*RECORDS TO USE*:

:::::

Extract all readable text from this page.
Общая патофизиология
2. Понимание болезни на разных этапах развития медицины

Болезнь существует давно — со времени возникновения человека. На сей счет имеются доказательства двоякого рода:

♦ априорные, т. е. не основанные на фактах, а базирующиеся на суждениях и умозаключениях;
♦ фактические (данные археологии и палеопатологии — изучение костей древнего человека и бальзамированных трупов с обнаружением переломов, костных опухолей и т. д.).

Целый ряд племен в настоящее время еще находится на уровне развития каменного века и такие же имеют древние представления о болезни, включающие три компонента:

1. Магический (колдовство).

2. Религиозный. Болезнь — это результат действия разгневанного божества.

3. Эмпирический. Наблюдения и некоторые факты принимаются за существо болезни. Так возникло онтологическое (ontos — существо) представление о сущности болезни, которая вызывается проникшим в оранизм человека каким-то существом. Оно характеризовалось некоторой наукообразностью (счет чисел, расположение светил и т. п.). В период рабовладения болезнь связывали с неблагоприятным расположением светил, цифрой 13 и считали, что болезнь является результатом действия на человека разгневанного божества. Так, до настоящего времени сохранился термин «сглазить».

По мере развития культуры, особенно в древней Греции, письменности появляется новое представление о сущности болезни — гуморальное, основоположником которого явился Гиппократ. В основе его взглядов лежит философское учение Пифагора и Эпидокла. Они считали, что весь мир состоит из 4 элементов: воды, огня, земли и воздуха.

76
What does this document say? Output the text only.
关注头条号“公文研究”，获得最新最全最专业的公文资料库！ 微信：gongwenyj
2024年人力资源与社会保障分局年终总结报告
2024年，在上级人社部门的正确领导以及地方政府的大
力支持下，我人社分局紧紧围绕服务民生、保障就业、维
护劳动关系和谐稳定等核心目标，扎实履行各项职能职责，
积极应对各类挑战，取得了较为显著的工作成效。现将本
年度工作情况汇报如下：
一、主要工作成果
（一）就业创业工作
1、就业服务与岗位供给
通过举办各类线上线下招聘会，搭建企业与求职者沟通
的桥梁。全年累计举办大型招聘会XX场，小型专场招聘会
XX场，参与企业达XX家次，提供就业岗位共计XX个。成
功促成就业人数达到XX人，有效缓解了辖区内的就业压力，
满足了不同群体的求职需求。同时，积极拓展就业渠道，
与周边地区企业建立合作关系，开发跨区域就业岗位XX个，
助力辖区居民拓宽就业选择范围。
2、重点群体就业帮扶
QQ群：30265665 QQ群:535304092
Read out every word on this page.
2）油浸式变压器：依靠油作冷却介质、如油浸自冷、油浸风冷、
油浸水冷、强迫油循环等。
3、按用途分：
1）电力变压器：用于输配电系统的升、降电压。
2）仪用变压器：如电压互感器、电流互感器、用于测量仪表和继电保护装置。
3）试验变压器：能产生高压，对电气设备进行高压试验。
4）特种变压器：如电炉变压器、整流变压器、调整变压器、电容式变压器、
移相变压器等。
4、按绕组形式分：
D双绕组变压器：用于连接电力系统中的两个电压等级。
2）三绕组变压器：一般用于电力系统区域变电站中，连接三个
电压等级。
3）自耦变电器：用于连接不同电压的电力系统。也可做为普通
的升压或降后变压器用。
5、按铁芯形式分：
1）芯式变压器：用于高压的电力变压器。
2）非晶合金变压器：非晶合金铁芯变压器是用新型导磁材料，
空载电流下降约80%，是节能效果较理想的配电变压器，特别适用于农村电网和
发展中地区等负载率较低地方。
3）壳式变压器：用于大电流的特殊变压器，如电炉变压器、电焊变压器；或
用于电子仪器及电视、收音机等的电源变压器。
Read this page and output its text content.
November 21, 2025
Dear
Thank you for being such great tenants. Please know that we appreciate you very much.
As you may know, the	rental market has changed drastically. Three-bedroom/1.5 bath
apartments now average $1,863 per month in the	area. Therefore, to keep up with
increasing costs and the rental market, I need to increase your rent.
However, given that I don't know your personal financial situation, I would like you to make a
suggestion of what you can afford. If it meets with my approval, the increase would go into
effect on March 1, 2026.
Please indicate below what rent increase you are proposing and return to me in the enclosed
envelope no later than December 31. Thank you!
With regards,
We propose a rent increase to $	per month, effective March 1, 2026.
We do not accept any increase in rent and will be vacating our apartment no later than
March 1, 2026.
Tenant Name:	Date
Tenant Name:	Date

:::::

*YOUR OBJECTIVE*:
Starting from the line with "What does this" and ending with the final line of the data, quote every line exactly, both ends included.

*RESULT OF THE TASK*:
What does this document say? Output the text only.
关注头条号“公文研究”，获得最新最全最专业的公文资料库！ 微信：gongwenyj
2024年人力资源与社会保障分局年终总结报告
2024年，在上级人社部门的正确领导以及地方政府的大
力支持下，我人社分局紧紧围绕服务民生、保障就业、维
护劳动关系和谐稳定等核心目标，扎实履行各项职能职责，
积极应对各类挑战，取得了较为显著的工作成效。现将本
年度工作情况汇报如下：
一、主要工作成果
（一）就业创业工作
1、就业服务与岗位供给
通过举办各类线上线下招聘会，搭建企业与求职者沟通
的桥梁。全年累计举办大型招聘会XX场，小型专场招聘会
XX场，参与企业达XX家次，提供就业岗位共计XX个。成
功促成就业人数达到XX人，有效缓解了辖区内的就业压力，
满足了不同群体的求职需求。同时，积极拓展就业渠道，
与周边地区企业建立合作关系，开发跨区域就业岗位XX个，
助力辖区居民拓宽就业选择范围。
2、重点群体就业帮扶
QQ群：30265665 QQ群:535304092
Read out every word on this page.
2）油浸式变压器：依靠油作冷却介质、如油浸自冷、油浸风冷、
油浸水冷、强迫油循环等。
3、按用途分：
1）电力变压器：用于输配电系统的升、降电压。
2）仪用变压器：如电压互感器、电流互感器、用于测量仪表和继电保护装置。
3）试验变压器：能产生高压，对电气设备进行高压试验。
4）特种变压器：如电炉变压器、整流变压器、调整变压器、电容式变压器、
移相变压器等。
4、按绕组形式分：
D双绕组变压器：用于连接电力系统中的两个电压等级。
2）三绕组变压器：一般用于电力系统区域变电站中，连接三个
电压等级。
3）自耦变电器：用于连接不同电压的电力系统。也可做为普通
的升压或降后变压器用。
5、按铁芯形式分：
1）芯式变压器：用于高压的电力变压器。
2）非晶合金变压器：非晶合金铁芯变压器是用新型导磁材料，
空载电流下降约80%，是节能效果较理想的配电变压器，特别适用于农村电网和
发展中地区等负载率较低地方。
3）壳式变压器：用于大电流的特殊变压器，如电炉变压器、电焊变压器；或
用于电子仪器及电视、收音机等的电源变压器。
Read this page and output its text content.
November 21, 2025
Dear
Thank you for being such great tenants. Please know that we appreciate you very much.
As you may know, the	rental market has changed drastically. Three-bedroom/1.5 bath
apartments now average $1,863 per month in the	area. Therefore, to keep up with
increasing costs and the rental market, I need to increase your rent.
However, given that I don't know your personal financial situation, I would like you to make a
suggestion of what you can afford. If it meets with my approval, the increase would go into
effect on March 1, 2026.
Please indicate below what rent increase you are proposing and return to me in the enclosed
envelope no later than December 31. Thank you!
With regards,
We propose a rent increase to $	per month, effective March 1, 2026.
We do not accept any increase in rent and will be vacating our apartment no later than
March 1, 2026.
Tenant Name:	Date
Tenant Name:	Date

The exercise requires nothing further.